§ **Textauszug**:

Feinste Zutaten und liebevolle Zubereitung: Das genügt nicht für ein wahrlich köstliches Mahl. Andere, weniger greifbare Bestandteile einer Mahlzeit beeinflussen unseren Geschmackssinn. Unser Empfinden von Geschmack und Genuss, Sättigung und Zufriedenheit – Eigenschaften, die direkt unser Essverhalten und damit unsere Gesundheit betreffen – können wir steuern durch Erwartung, Erlebnis und Erinnerung.

§ **Aufgabenstellung**:
Wodurch können wir laut dem Textauszug über den Geschmackssinn unser Empfinden von Geschmack und Genuss steuern?

§ **Inhalt des Materials**:

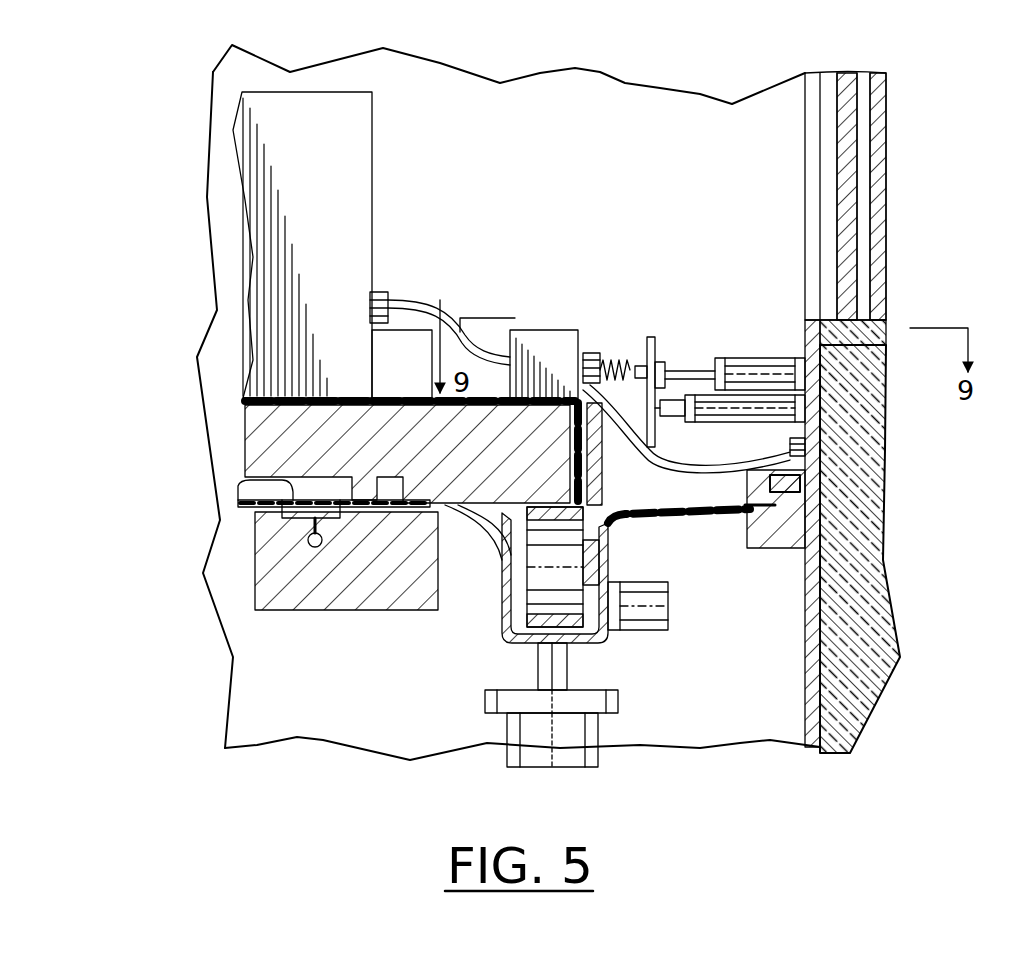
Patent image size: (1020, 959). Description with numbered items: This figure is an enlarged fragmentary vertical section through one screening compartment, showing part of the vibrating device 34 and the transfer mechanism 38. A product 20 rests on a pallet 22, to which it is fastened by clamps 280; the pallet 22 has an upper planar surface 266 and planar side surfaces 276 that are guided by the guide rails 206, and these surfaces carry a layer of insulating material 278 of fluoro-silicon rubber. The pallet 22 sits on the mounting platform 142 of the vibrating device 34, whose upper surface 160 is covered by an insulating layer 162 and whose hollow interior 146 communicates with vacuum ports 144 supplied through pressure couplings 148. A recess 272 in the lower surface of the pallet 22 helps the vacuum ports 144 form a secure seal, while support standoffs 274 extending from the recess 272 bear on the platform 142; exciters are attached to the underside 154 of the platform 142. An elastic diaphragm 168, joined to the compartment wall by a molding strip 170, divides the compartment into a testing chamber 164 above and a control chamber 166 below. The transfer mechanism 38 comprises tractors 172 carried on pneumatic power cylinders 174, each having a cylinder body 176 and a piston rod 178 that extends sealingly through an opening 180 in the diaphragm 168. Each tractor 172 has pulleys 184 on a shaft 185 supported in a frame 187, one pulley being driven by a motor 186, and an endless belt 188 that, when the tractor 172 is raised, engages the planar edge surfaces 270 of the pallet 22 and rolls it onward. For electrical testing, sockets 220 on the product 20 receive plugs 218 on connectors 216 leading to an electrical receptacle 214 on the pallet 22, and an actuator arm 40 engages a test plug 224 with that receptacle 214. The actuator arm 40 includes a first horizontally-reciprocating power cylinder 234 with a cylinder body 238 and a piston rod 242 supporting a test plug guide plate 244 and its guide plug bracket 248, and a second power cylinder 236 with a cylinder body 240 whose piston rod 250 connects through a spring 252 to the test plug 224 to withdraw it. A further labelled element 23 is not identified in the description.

§ **Ergebnis der Aufgabe**:
Durch Erwartung, Erlebnis und Erinnerung.